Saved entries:
- - - - - - -

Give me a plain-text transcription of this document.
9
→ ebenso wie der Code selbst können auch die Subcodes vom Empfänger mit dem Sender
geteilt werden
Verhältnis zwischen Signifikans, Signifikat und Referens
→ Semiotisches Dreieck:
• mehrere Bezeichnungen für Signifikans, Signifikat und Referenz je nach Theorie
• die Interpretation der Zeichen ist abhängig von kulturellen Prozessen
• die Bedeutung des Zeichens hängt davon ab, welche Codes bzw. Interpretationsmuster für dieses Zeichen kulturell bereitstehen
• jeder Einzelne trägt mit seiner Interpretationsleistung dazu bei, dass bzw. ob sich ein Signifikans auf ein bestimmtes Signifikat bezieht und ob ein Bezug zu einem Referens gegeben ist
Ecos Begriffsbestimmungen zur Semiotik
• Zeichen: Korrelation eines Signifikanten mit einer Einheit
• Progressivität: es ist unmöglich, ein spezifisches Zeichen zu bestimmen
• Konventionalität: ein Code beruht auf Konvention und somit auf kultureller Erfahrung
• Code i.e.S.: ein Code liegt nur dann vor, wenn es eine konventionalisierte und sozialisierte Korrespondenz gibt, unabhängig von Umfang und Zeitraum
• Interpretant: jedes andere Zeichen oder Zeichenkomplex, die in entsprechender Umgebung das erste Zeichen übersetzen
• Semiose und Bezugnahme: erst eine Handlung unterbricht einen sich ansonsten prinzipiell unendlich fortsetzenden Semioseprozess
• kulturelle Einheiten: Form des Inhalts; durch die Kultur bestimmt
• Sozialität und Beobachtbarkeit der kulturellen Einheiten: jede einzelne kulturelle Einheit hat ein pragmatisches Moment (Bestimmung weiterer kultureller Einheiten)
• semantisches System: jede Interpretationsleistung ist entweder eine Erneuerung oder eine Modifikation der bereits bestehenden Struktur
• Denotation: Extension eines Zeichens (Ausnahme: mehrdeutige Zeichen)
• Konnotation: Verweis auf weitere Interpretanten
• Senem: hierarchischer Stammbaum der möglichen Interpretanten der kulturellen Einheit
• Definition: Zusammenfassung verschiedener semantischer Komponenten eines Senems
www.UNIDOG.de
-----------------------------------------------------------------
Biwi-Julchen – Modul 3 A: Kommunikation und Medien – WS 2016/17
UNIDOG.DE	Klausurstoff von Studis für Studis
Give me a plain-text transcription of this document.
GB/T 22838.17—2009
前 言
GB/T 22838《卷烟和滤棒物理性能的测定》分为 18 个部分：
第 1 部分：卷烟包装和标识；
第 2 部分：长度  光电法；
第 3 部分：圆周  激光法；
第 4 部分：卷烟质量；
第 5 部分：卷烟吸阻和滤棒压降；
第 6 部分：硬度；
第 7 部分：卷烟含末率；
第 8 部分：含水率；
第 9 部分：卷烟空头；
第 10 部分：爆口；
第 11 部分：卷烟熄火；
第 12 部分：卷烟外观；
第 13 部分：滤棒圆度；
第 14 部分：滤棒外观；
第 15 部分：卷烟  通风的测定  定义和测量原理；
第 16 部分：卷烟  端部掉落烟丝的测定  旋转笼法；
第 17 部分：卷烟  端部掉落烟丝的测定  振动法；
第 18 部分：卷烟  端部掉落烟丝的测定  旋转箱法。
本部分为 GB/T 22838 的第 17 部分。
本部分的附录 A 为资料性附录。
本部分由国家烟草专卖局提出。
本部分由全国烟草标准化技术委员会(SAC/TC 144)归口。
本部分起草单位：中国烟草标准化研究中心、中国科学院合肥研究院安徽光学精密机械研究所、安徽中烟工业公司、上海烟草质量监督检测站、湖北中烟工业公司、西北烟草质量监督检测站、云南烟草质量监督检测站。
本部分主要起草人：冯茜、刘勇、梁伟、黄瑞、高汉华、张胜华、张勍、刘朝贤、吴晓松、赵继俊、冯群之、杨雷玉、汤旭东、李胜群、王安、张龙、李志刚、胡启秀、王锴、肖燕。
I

- - - - - - -

Display every line of the listing that contains the string "UNIDOG".

- _Final answer_
www.UNIDOG.de
UNIDOG.DE	Klausurstoff von Studis für Studis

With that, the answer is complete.